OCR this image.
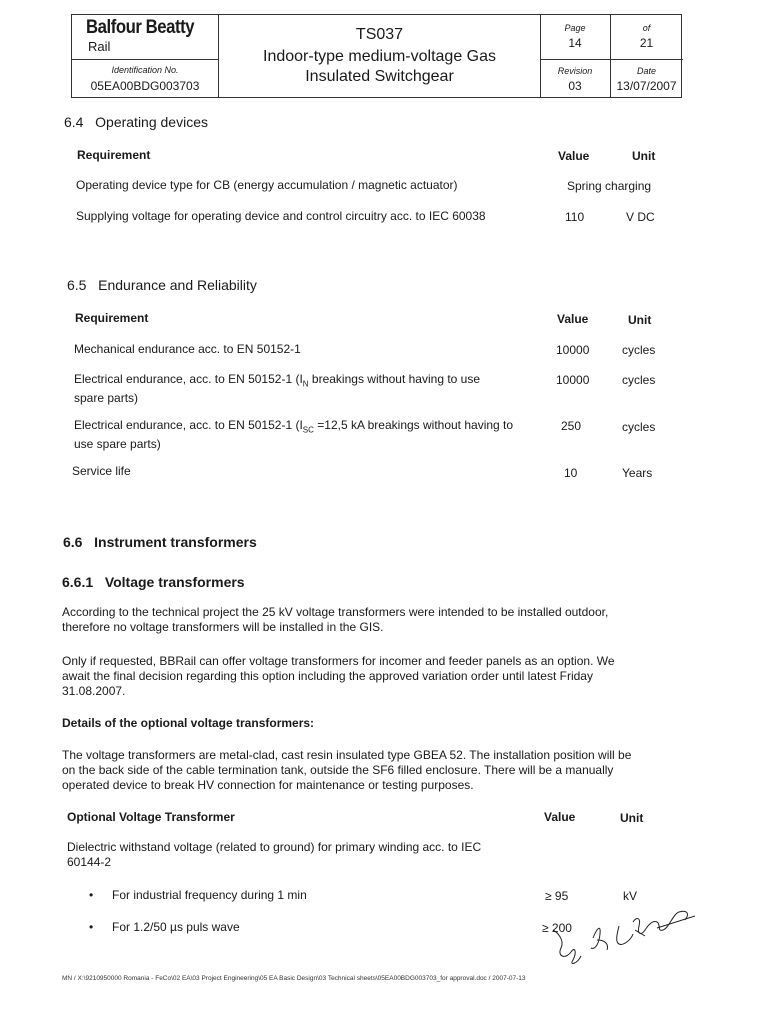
Balfour Beatty
Rail
Identification No.
05EA00BDG003703
TS037
Indoor-type medium-voltage Gas
Insulated Switchgear
Page
14
of
21
Revision
03
Date
13/07/2007
6.4 Operating devices
Requirement	Value	Unit
Operating device type for CB (energy accumulation / magnetic actuator)	Spring charging
Supplying voltage for operating device and control circuitry acc. to IEC 60038	110	V DC
6.5 Endurance and Reliability
Requirement	Value	Unit
Mechanical endurance acc. to EN 50152-1	10000	cycles
Electrical endurance, acc. to EN 50152-1 ($I_N$ breakings without having to use
spare parts)
10000	cycles
Electrical endurance, acc. to EN 50152-1 ($I_{SC} =12,5$ kA breakings without having to
use spare parts)
250	cycles
Service life	10	Years
6.6 Instrument transformers
6.6.1 Voltage transformers

According to the technical project the 25 kV voltage transformers were intended to be installed outdoor,
therefore no voltage transformers will be installed in the GIS.

Only if requested, BBRail can offer voltage transformers for incomer and feeder panels as an option. We
await the final decision regarding this option including the approved variation order until latest Friday
31.08.2007.

Details of the optional voltage transformers:

The voltage transformers are metal-clad, cast resin insulated type GBEA 52. The installation position will be
on the back side of the cable termination tank, outside the SF6 filled enclosure. There will be a manually
operated device to break HV connection for maintenance or testing purposes.

Optional Voltage Transformer	Value	Unit
Dielectric withstand voltage (related to ground) for primary winding acc. to IEC
60144-2
• For industrial frequency during 1 min	≥ 95	kV
• For 1.2/50 µs puls wave	≥ 200
MN / X:\9210950000 Romania - FeCo\02 EA\03 Project Engineering\05 EA Basic Design\03 Technical sheets\05EA00BDG003703_for approval.doc / 2007-07-13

▶ _TASK OBJECTIVE_
Copy each line of the records precisely and drop any images they hold.

▶ _PROBLEM SOLUTION_
OCR this image.
Balfour Beatty
Rail
Identification No.
05EA00BDG003703
TS037
Indoor-type medium-voltage Gas
Insulated Switchgear
Page
14
of
21
Revision
03
Date
13/07/2007
6.4 Operating devices
Requirement	Value	Unit
Operating device type for CB (energy accumulation / magnetic actuator)	Spring charging
Supplying voltage for operating device and control circuitry acc. to IEC 60038	110	V DC
6.5 Endurance and Reliability
Requirement	Value	Unit
Mechanical endurance acc. to EN 50152-1	10000	cycles
Electrical endurance, acc. to EN 50152-1 ($I_N$ breakings without having to use
spare parts)
10000	cycles
Electrical endurance, acc. to EN 50152-1 ($I_{SC} =12,5$ kA breakings without having to
use spare parts)
250	cycles
Service life	10	Years
6.6 Instrument transformers
6.6.1 Voltage transformers

According to the technical project the 25 kV voltage transformers were intended to be installed outdoor,
therefore no voltage transformers will be installed in the GIS.

Only if requested, BBRail can offer voltage transformers for incomer and feeder panels as an option. We
await the final decision regarding this option including the approved variation order until latest Friday
31.08.2007.

Details of the optional voltage transformers:

The voltage transformers are metal-clad, cast resin insulated type GBEA 52. The installation position will be
on the back side of the cable termination tank, outside the SF6 filled enclosure. There will be a manually
operated device to break HV connection for maintenance or testing purposes.

Optional Voltage Transformer	Value	Unit
Dielectric withstand voltage (related to ground) for primary winding acc. to IEC
60144-2
• For industrial frequency during 1 min	≥ 95	kV
• For 1.2/50 µs puls wave	≥ 200
MN / X:\9210950000 Romania - FeCo\02 EA\03 Project Engineering\05 EA Basic Design\03 Technical sheets\05EA00BDG003703_for approval.doc / 2007-07-13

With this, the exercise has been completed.